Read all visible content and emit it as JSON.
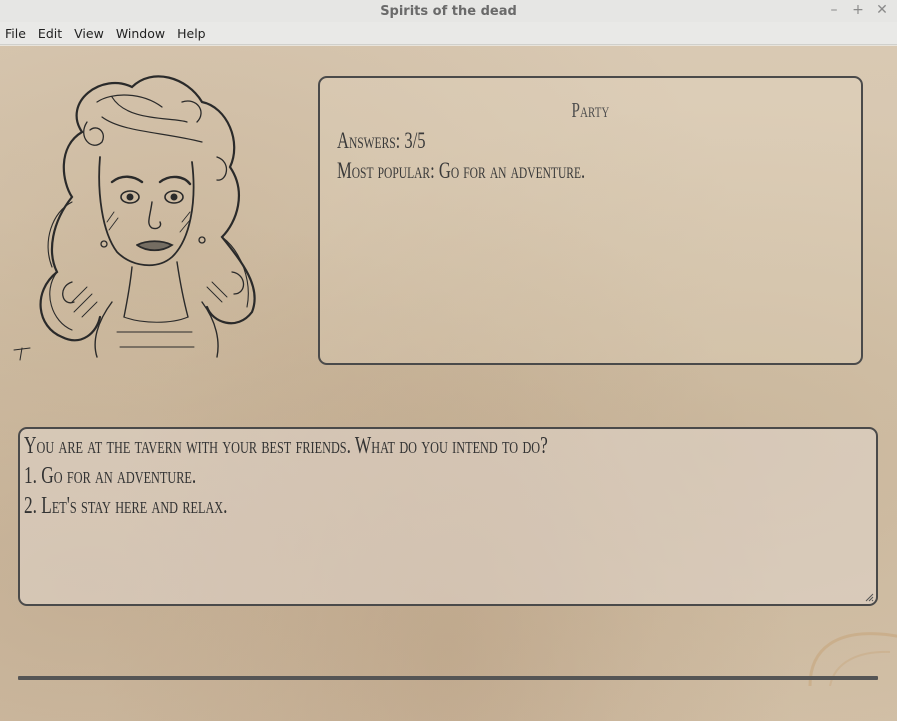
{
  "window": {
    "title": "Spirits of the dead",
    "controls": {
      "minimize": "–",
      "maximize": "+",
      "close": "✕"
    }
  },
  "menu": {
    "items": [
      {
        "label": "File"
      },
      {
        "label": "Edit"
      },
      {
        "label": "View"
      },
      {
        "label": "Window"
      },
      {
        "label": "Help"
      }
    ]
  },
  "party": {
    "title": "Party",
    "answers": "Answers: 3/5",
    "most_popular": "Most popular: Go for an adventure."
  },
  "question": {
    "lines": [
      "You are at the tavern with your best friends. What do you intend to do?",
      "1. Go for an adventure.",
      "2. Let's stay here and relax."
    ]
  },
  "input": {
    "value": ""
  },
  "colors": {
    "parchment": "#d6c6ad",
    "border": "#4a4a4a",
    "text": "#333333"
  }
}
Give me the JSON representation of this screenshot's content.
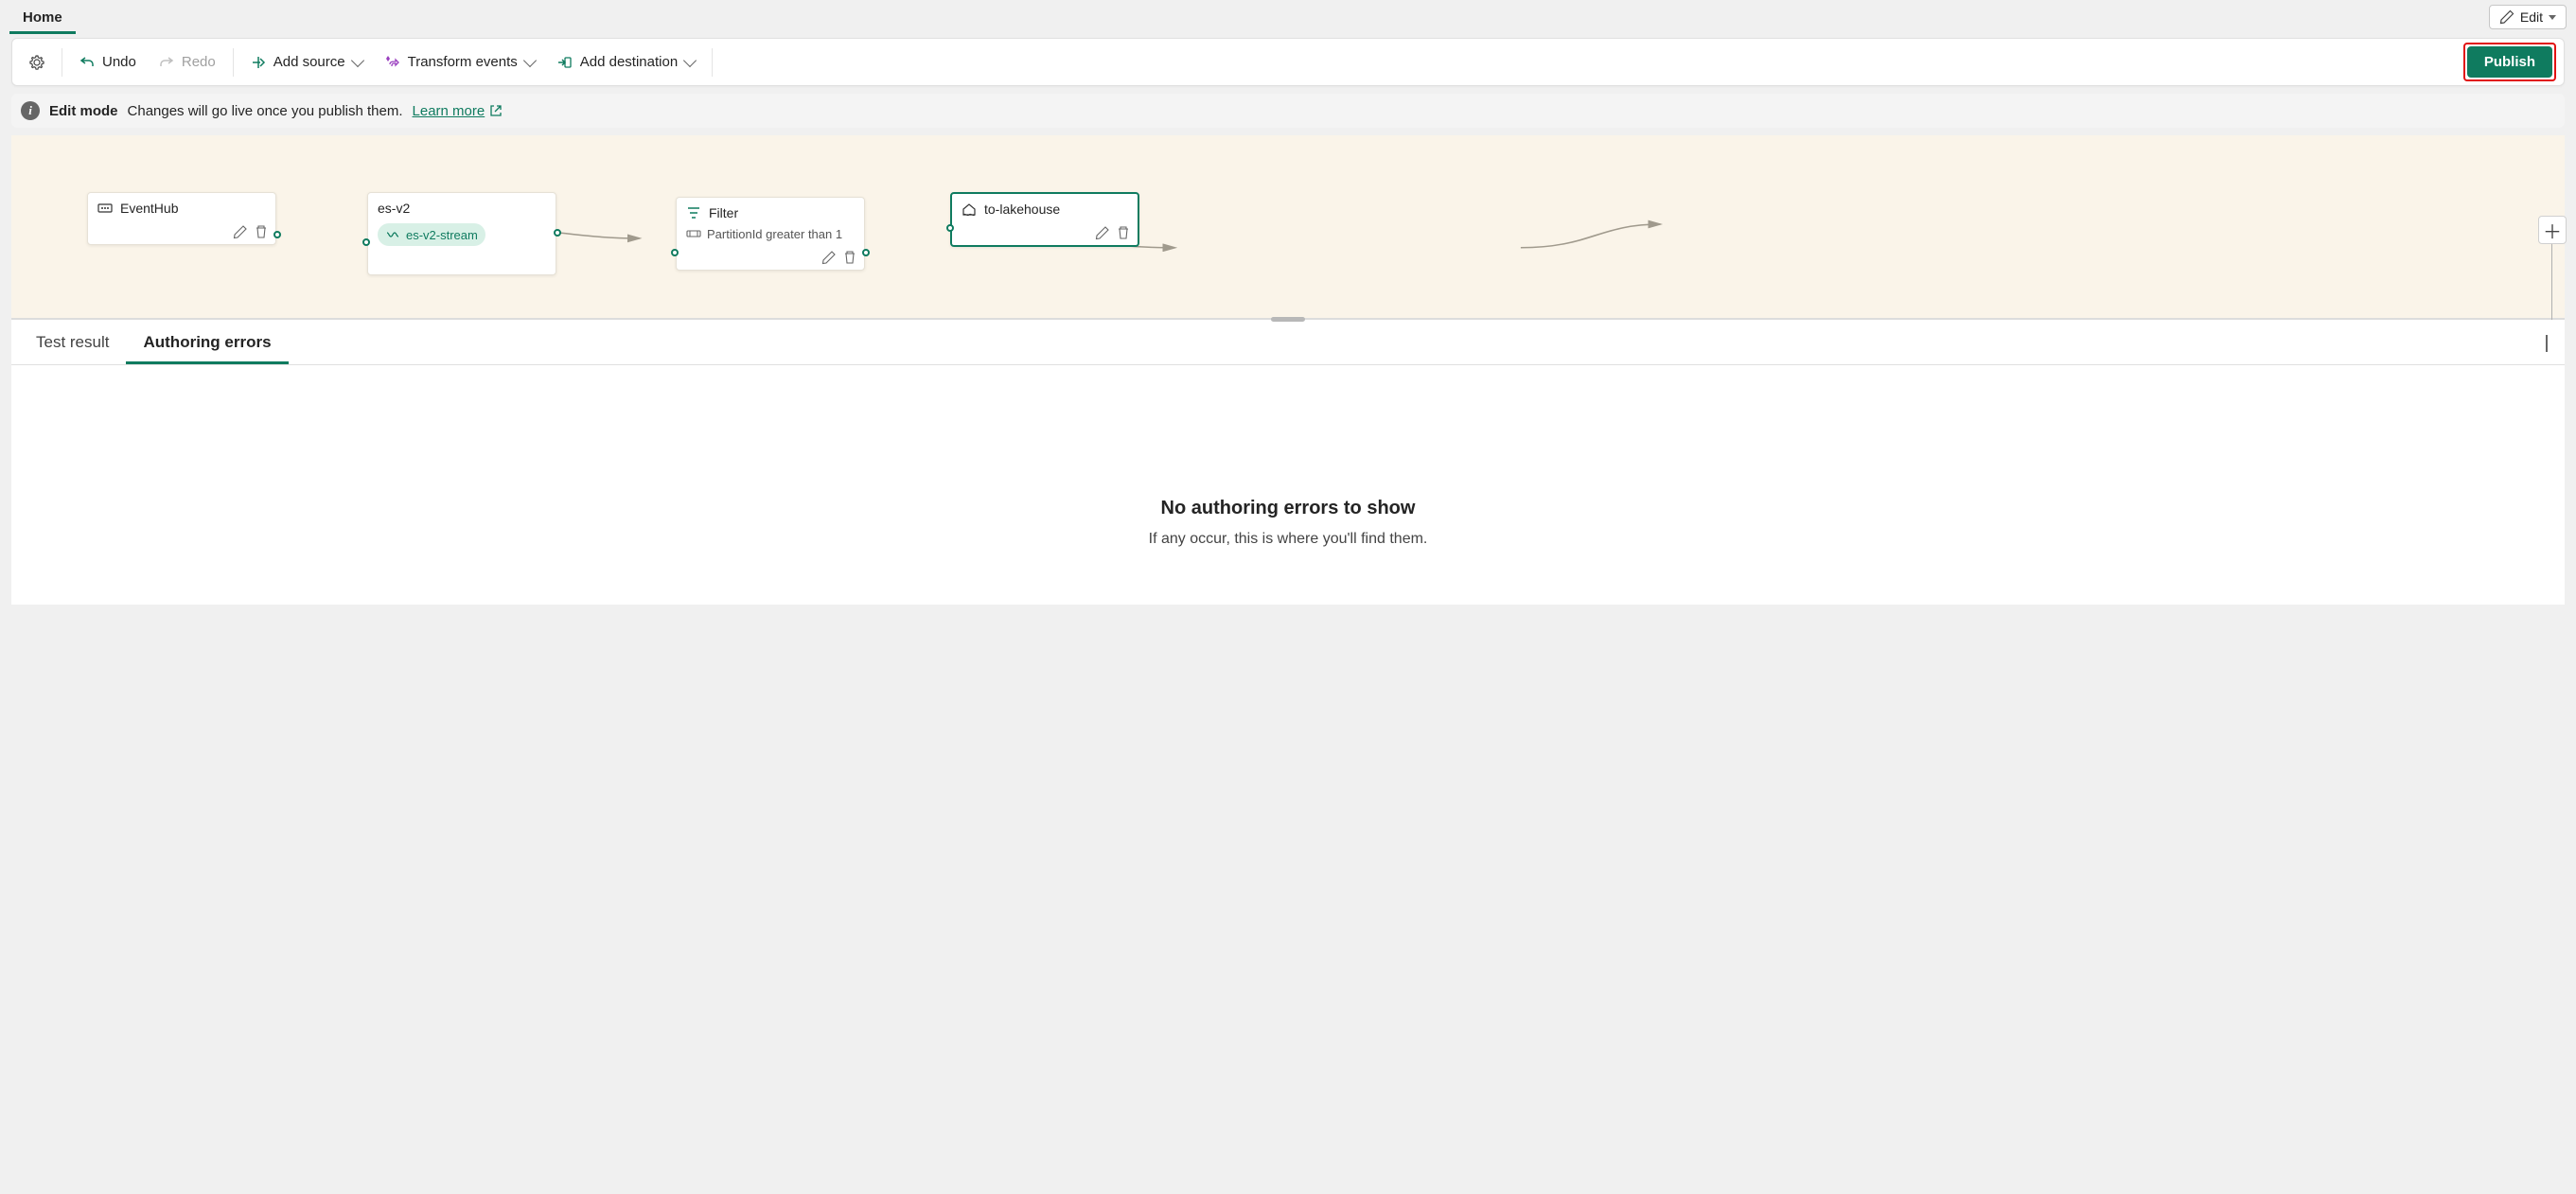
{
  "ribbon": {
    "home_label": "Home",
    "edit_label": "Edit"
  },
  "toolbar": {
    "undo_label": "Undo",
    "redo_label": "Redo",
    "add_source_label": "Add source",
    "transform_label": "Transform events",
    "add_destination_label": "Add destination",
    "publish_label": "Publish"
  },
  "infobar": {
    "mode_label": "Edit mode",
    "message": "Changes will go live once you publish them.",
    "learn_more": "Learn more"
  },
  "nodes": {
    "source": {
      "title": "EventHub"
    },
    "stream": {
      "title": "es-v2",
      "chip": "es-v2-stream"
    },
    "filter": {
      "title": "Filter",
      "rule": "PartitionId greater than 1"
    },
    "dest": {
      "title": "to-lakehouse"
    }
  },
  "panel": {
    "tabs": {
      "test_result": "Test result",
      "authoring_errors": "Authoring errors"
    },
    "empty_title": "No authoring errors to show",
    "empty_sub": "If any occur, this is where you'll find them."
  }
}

• • • • • • •

• [Given exercise]:
Skip the pictures and transcribe the rest of the records exactly.

• [Final result]:
Read all visible content and emit it as JSON.
{
  "window": {
    "title": "Spirits of the dead",
    "controls": {
      "minimize": "–",
      "maximize": "+",
      "close": "✕"
    }
  },
  "menu": {
    "items": [
      {
        "label": "File"
      },
      {
        "label": "Edit"
      },
      {
        "label": "View"
      },
      {
        "label": "Window"
      },
      {
        "label": "Help"
      }
    ]
  },
  "party": {
    "title": "Party",
    "answers": "Answers: 3/5",
    "most_popular": "Most popular: Go for an adventure."
  },
  "question": {
    "lines": [
      "You are at the tavern with your best friends. What do you intend to do?",
      "1. Go for an adventure.",
      "2. Let's stay here and relax."
    ]
  },
  "input": {
    "value": ""
  },
  "colors": {
    "parchment": "#d6c6ad",
    "border": "#4a4a4a",
    "text": "#333333"
  }
}
Give me the JSON representation of this screenshot's content.
{
  "ribbon": {
    "home_label": "Home",
    "edit_label": "Edit"
  },
  "toolbar": {
    "undo_label": "Undo",
    "redo_label": "Redo",
    "add_source_label": "Add source",
    "transform_label": "Transform events",
    "add_destination_label": "Add destination",
    "publish_label": "Publish"
  },
  "infobar": {
    "mode_label": "Edit mode",
    "message": "Changes will go live once you publish them.",
    "learn_more": "Learn more"
  },
  "nodes": {
    "source": {
      "title": "EventHub"
    },
    "stream": {
      "title": "es-v2",
      "chip": "es-v2-stream"
    },
    "filter": {
      "title": "Filter",
      "rule": "PartitionId greater than 1"
    },
    "dest": {
      "title": "to-lakehouse"
    }
  },
  "panel": {
    "tabs": {
      "test_result": "Test result",
      "authoring_errors": "Authoring errors"
    },
    "empty_title": "No authoring errors to show",
    "empty_sub": "If any occur, this is where you'll find them."
  }
}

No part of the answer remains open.